→ Exercise
Transcribe all the entries word for word, omitting any pictures they contain.

→ Data extract
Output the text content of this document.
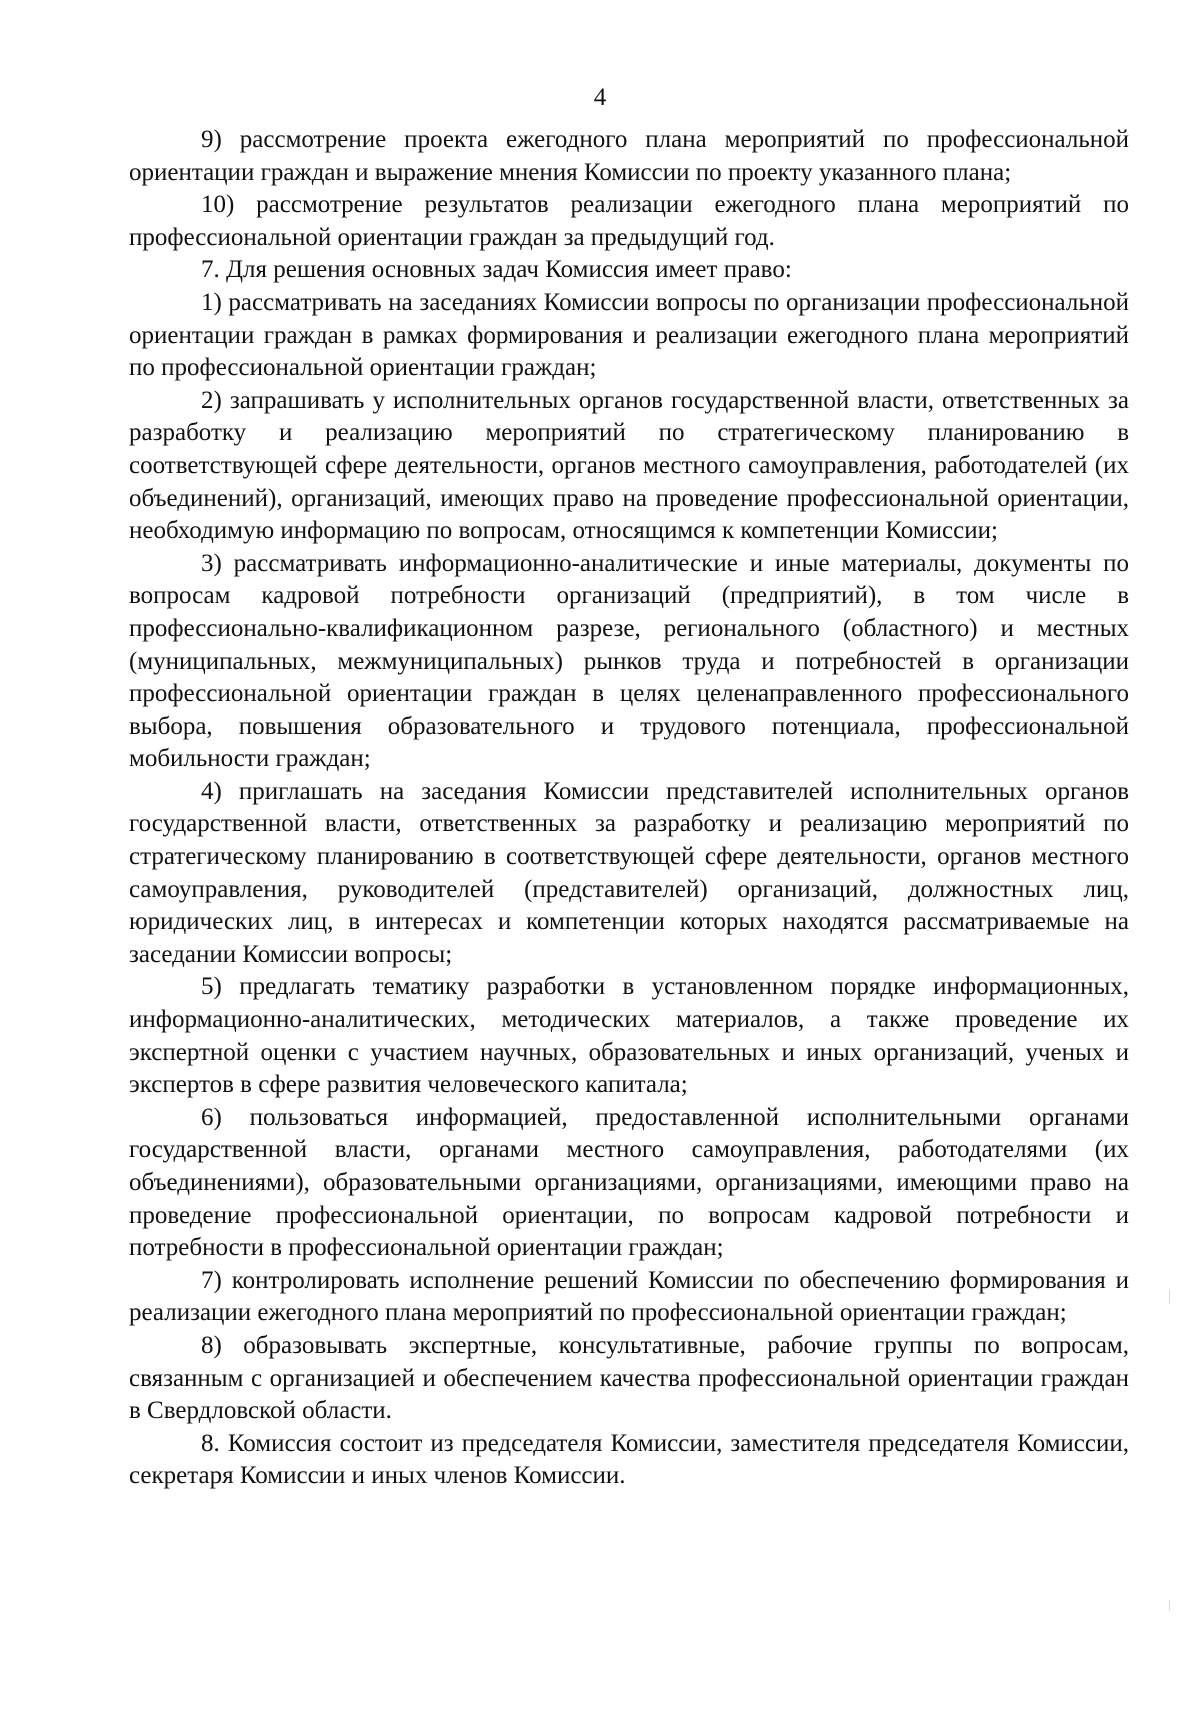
4

9) рассмотрение проекта ежегодного плана мероприятий по профессиональной ориентации граждан и выражение мнения Комиссии по проекту указанного плана;

10) рассмотрение результатов реализации ежегодного плана мероприятий по профессиональной ориентации граждан за предыдущий год.

7. Для решения основных задач Комиссия имеет право:

1) рассматривать на заседаниях Комиссии вопросы по организации профессиональной ориентации граждан в рамках формирования и реализации ежегодного плана мероприятий по профессиональной ориентации граждан;

2) запрашивать у исполнительных органов государственной власти, ответственных за разработку и реализацию мероприятий по стратегическому планированию в соответствующей сфере деятельности, органов местного самоуправления, работодателей (их объединений), организаций, имеющих право на проведение профессиональной ориентации, необходимую информацию по вопросам, относящимся к компетенции Комиссии;

3) рассматривать информационно-аналитические и иные материалы, документы по вопросам кадровой потребности организаций (предприятий), в том числе в профессионально-квалификационном разрезе, регионального (областного) и местных (муниципальных, межмуниципальных) рынков труда и потребностей в организации профессиональной ориентации граждан в целях целенаправленного профессионального выбора, повышения образовательного и трудового потенциала, профессиональной мобильности граждан;

4) приглашать на заседания Комиссии представителей исполнительных органов государственной власти, ответственных за разработку и реализацию мероприятий по стратегическому планированию в соответствующей сфере деятельности, органов местного самоуправления, руководителей (представителей) организаций, должностных лиц, юридических лиц, в интересах и компетенции которых находятся рассматриваемые на заседании Комиссии вопросы;

5) предлагать тематику разработки в установленном порядке информационных, информационно-аналитических, методических материалов, а также проведение их экспертной оценки с участием научных, образовательных и иных организаций, ученых и экспертов в сфере развития человеческого капитала;

6) пользоваться информацией, предоставленной исполнительными органами государственной власти, органами местного самоуправления, работодателями (их объединениями), образовательными организациями, организациями, имеющими право на проведение профессиональной ориентации, по вопросам кадровой потребности и потребности в профессиональной ориентации граждан;

7) контролировать исполнение решений Комиссии по обеспечению формирования и реализации ежегодного плана мероприятий по профессиональной ориентации граждан;

8) образовывать экспертные, консультативные, рабочие группы по вопросам, связанным с организацией и обеспечением качества профессиональной ориентации граждан в Свердловской области.

8. Комиссия состоит из председателя Комиссии, заместителя председателя Комиссии, секретаря Комиссии и иных членов Комиссии.
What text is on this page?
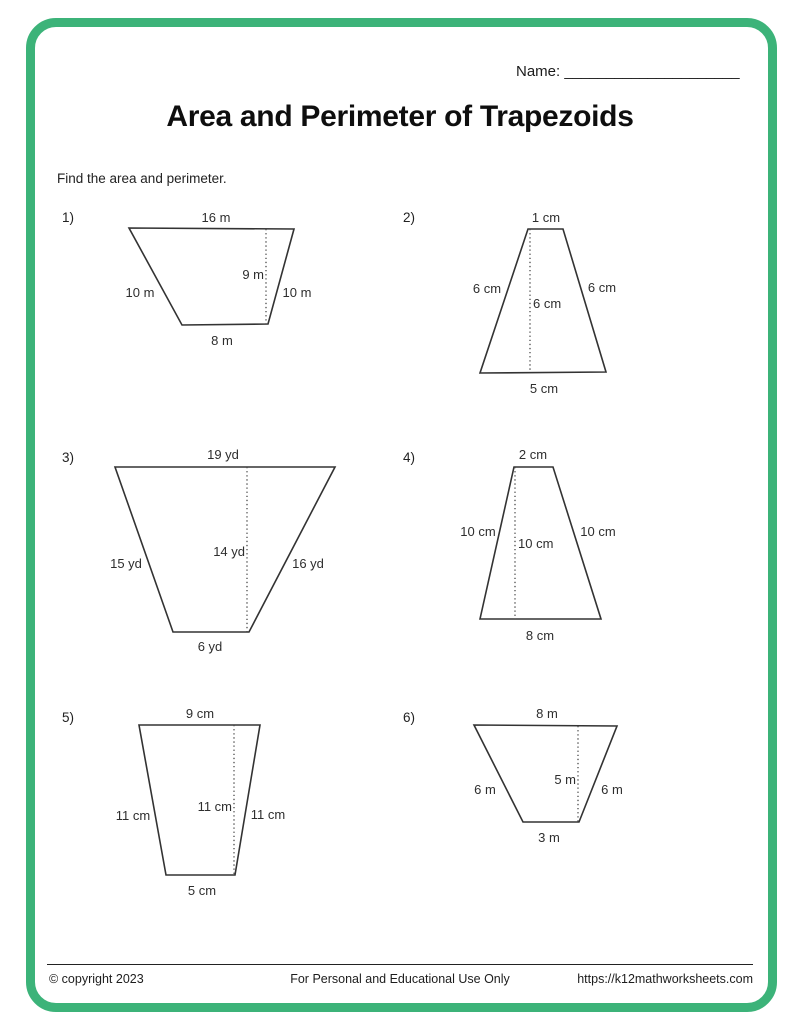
Name: _____________________
Area and Perimeter of Trapezoids
Find the area and perimeter.
1)	16 m
10 m
9 m
10 m
8 m
2)	1 cm
6 cm
6 cm
6 cm
5 cm
3)	19 yd
15 yd
14 yd
16 yd
6 yd
4)	2 cm
10 cm
10 cm
10 cm
8 cm
5)	9 cm
11 cm
11 cm
11 cm
5 cm
6)	8 m
6 m
5 m
6 m
3 m
For Personal and Educational Use Only
© copyright 2023	https://k12mathworksheets.com
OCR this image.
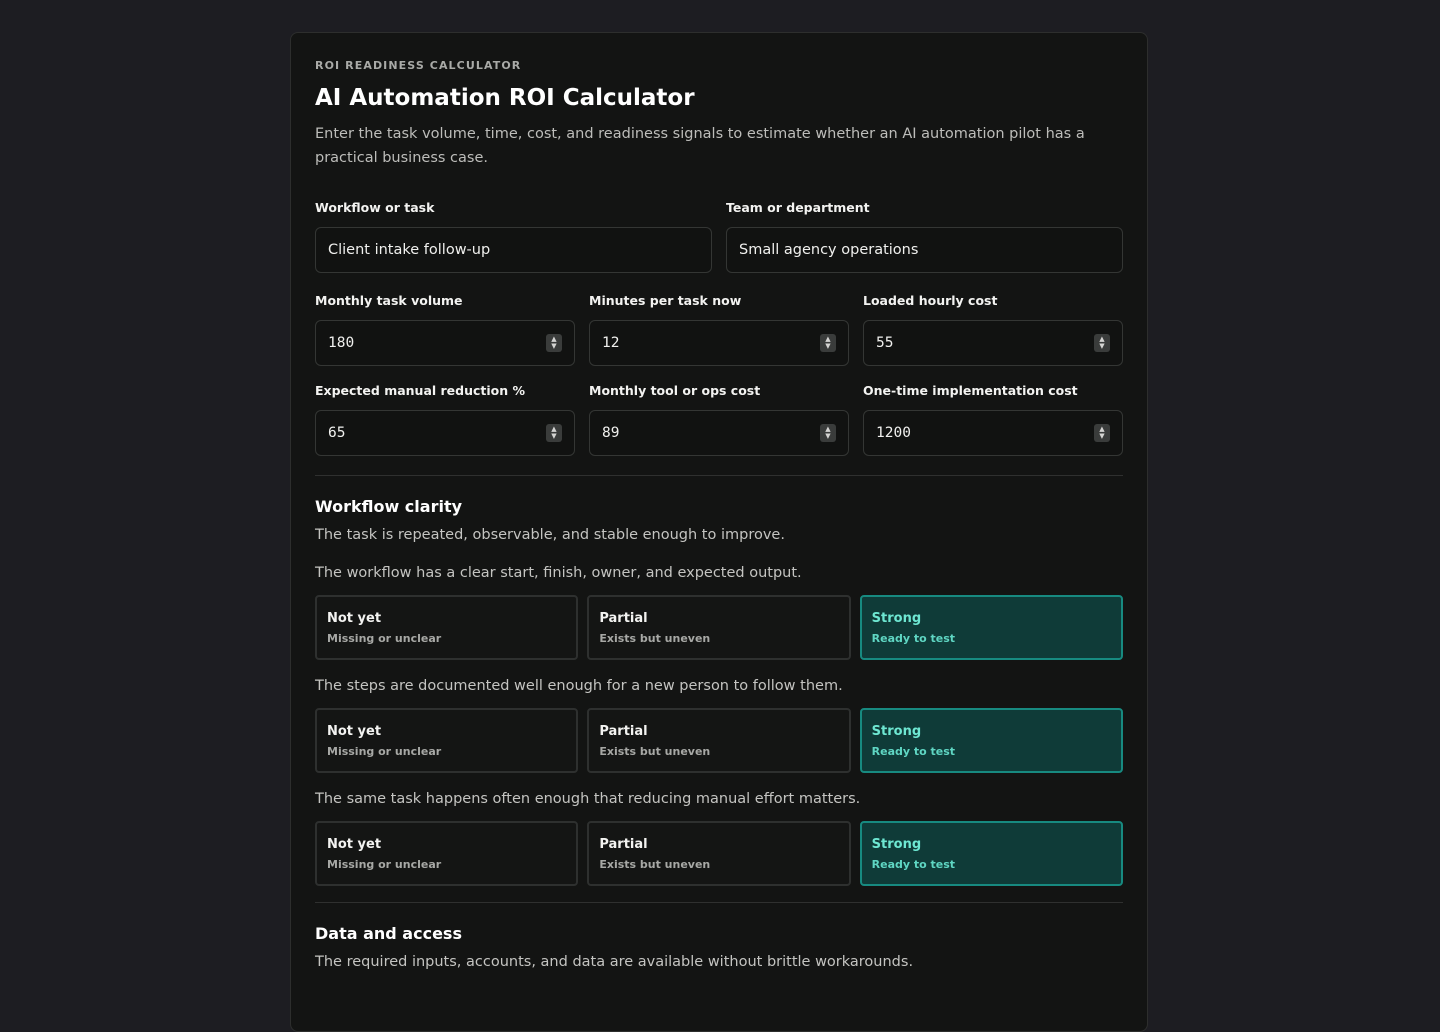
ROI READINESS CALCULATOR
AI Automation ROI Calculator
Enter the task volume, time, cost, and readiness signals to estimate whether an AI automation pilot has a practical business case.
Workflow or task
Client intake follow-up
Team or department
Small agency operations
Monthly task volume
180	▲
▼
Minutes per task now
12	▲
▼
Loaded hourly cost
55	▲
▼
Expected manual reduction %
65	▲
▼
Monthly tool or ops cost
89	▲
▼
One-time implementation cost
1200	▲
▼
Workflow clarity
The task is repeated, observable, and stable enough to improve.
The workflow has a clear start, finish, owner, and expected output.
Not yet
Missing or unclear
Partial
Exists but uneven
Strong
Ready to test
The steps are documented well enough for a new person to follow them.
Not yet
Missing or unclear
Partial
Exists but uneven
Strong
Ready to test
The same task happens often enough that reducing manual effort matters.
Not yet
Missing or unclear
Partial
Exists but uneven
Strong
Ready to test
Data and access
The required inputs, accounts, and data are available without brittle workarounds.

→ The output
Output the text content of this document.
4

9) рассмотрение проекта ежегодного плана мероприятий по профессиональной ориентации граждан и выражение мнения Комиссии по проекту указанного плана;

10) рассмотрение результатов реализации ежегодного плана мероприятий по профессиональной ориентации граждан за предыдущий год.

7. Для решения основных задач Комиссия имеет право:

1) рассматривать на заседаниях Комиссии вопросы по организации профессиональной ориентации граждан в рамках формирования и реализации ежегодного плана мероприятий по профессиональной ориентации граждан;

2) запрашивать у исполнительных органов государственной власти, ответственных за разработку и реализацию мероприятий по стратегическому планированию в соответствующей сфере деятельности, органов местного самоуправления, работодателей (их объединений), организаций, имеющих право на проведение профессиональной ориентации, необходимую информацию по вопросам, относящимся к компетенции Комиссии;

3) рассматривать информационно-аналитические и иные материалы, документы по вопросам кадровой потребности организаций (предприятий), в том числе в профессионально-квалификационном разрезе, регионального (областного) и местных (муниципальных, межмуниципальных) рынков труда и потребностей в организации профессиональной ориентации граждан в целях целенаправленного профессионального выбора, повышения образовательного и трудового потенциала, профессиональной мобильности граждан;

4) приглашать на заседания Комиссии представителей исполнительных органов государственной власти, ответственных за разработку и реализацию мероприятий по стратегическому планированию в соответствующей сфере деятельности, органов местного самоуправления, руководителей (представителей) организаций, должностных лиц, юридических лиц, в интересах и компетенции которых находятся рассматриваемые на заседании Комиссии вопросы;

5) предлагать тематику разработки в установленном порядке информационных, информационно-аналитических, методических материалов, а также проведение их экспертной оценки с участием научных, образовательных и иных организаций, ученых и экспертов в сфере развития человеческого капитала;

6) пользоваться информацией, предоставленной исполнительными органами государственной власти, органами местного самоуправления, работодателями (их объединениями), образовательными организациями, организациями, имеющими право на проведение профессиональной ориентации, по вопросам кадровой потребности и потребности в профессиональной ориентации граждан;

7) контролировать исполнение решений Комиссии по обеспечению формирования и реализации ежегодного плана мероприятий по профессиональной ориентации граждан;

8) образовывать экспертные, консультативные, рабочие группы по вопросам, связанным с организацией и обеспечением качества профессиональной ориентации граждан в Свердловской области.

8. Комиссия состоит из председателя Комиссии, заместителя председателя Комиссии, секретаря Комиссии и иных членов Комиссии.
What text is on this page?
Name: _____________________
Area and Perimeter of Trapezoids
Find the area and perimeter.
1)	16 m
10 m
9 m
10 m
8 m
2)	1 cm
6 cm
6 cm
6 cm
5 cm
3)	19 yd
15 yd
14 yd
16 yd
6 yd
4)	2 cm
10 cm
10 cm
10 cm
8 cm
5)	9 cm
11 cm
11 cm
11 cm
5 cm
6)	8 m
6 m
5 m
6 m
3 m
For Personal and Educational Use Only
© copyright 2023	https://k12mathworksheets.com
OCR this image.
ROI READINESS CALCULATOR
AI Automation ROI Calculator
Enter the task volume, time, cost, and readiness signals to estimate whether an AI automation pilot has a practical business case.
Workflow or task
Client intake follow-up
Team or department
Small agency operations
Monthly task volume
180	▲
▼
Minutes per task now
12	▲
▼
Loaded hourly cost
55	▲
▼
Expected manual reduction %
65	▲
▼
Monthly tool or ops cost
89	▲
▼
One-time implementation cost
1200	▲
▼
Workflow clarity
The task is repeated, observable, and stable enough to improve.
The workflow has a clear start, finish, owner, and expected output.
Not yet
Missing or unclear
Partial
Exists but uneven
Strong
Ready to test
The steps are documented well enough for a new person to follow them.
Not yet
Missing or unclear
Partial
Exists but uneven
Strong
Ready to test
The same task happens often enough that reducing manual effort matters.
Not yet
Missing or unclear
Partial
Exists but uneven
Strong
Ready to test
Data and access
The required inputs, accounts, and data are available without brittle workarounds.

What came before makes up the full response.